_Exercise objective_: Determine how many lines below hold the string "Higher". Reply with the number alone.

(Saved entries)
########
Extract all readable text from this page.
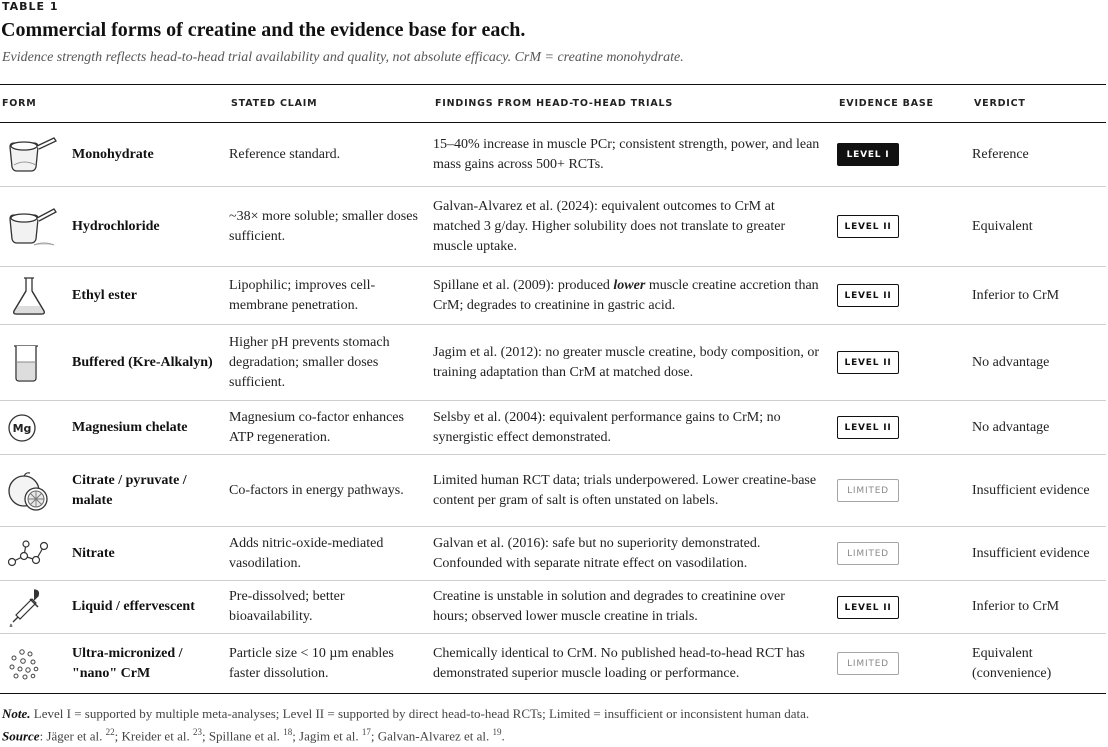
TABLE 1
Commercial forms of creatine and the evidence base for each.
Evidence strength reflects head-to-head trial availability and quality, not absolute efficacy. CrM = creatine monohydrate.
FORM		STATED CLAIM	FINDINGS FROM HEAD-TO-HEAD TRIALS	EVIDENCE BASE	VERDICT

	Monohydrate	Reference standard.	15–40% increase in muscle PCr; consistent strength, power, and lean mass gains across 500+ RCTs.	LEVEL I	Reference

	Hydrochloride	~38× more soluble; smaller doses sufficient.	Galvan-Alvarez et al. (2024): equivalent outcomes to CrM at matched 3 g/day. Higher solubility does not translate to greater muscle uptake.	LEVEL II	Equivalent

	Ethyl ester	Lipophilic; improves cell-membrane penetration.	Spillane et al. (2009): produced lower muscle creatine accretion than CrM; degrades to creatinine in gastric acid.	LEVEL II	Inferior to CrM

	Buffered (Kre-Alkalyn)	Higher pH prevents stomach degradation; smaller doses sufficient.	Jagim et al. (2012): no greater muscle creatine, body composition, or training adaptation than CrM at matched dose.	LEVEL II	No advantage

Mg	Magnesium chelate	Magnesium co-factor enhances ATP regeneration.	Selsby et al. (2004): equivalent performance gains to CrM; no synergistic effect demonstrated.	LEVEL II	No advantage

	Citrate / pyruvate / malate	Co-factors in energy pathways.	Limited human RCT data; trials underpowered. Lower creatine-base content per gram of salt is often unstated on labels.	LIMITED	Insufficient evidence

	Nitrate	Adds nitric-oxide-mediated vasodilation.	Galvan et al. (2016): safe but no superiority demonstrated. Confounded with separate nitrate effect on vasodilation.	LIMITED	Insufficient evidence

	Liquid / effervescent	Pre-dissolved; better bioavailability.	Creatine is unstable in solution and degrades to creatinine over hours; observed lower muscle creatine in trials.	LEVEL II	Inferior to CrM

	Ultra-micronized / "nano" CrM	Particle size < 10 µm enables faster dissolution.	Chemically identical to CrM. No published head-to-head RCT has demonstrated superior muscle loading or performance.	LIMITED	Equivalent (convenience)
Note. Level I = supported by multiple meta-analyses; Level II = supported by direct head-to-head RCTs; Limited = insufficient or inconsistent human data.
Source: Jäger et al. $^{22}$; Kreider et al. $^{23}$; Spillane et al. $^{18}$; Jagim et al. $^{17}$; Galvan-Alvarez et al. $^{19}$.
########
_Task answer_: 2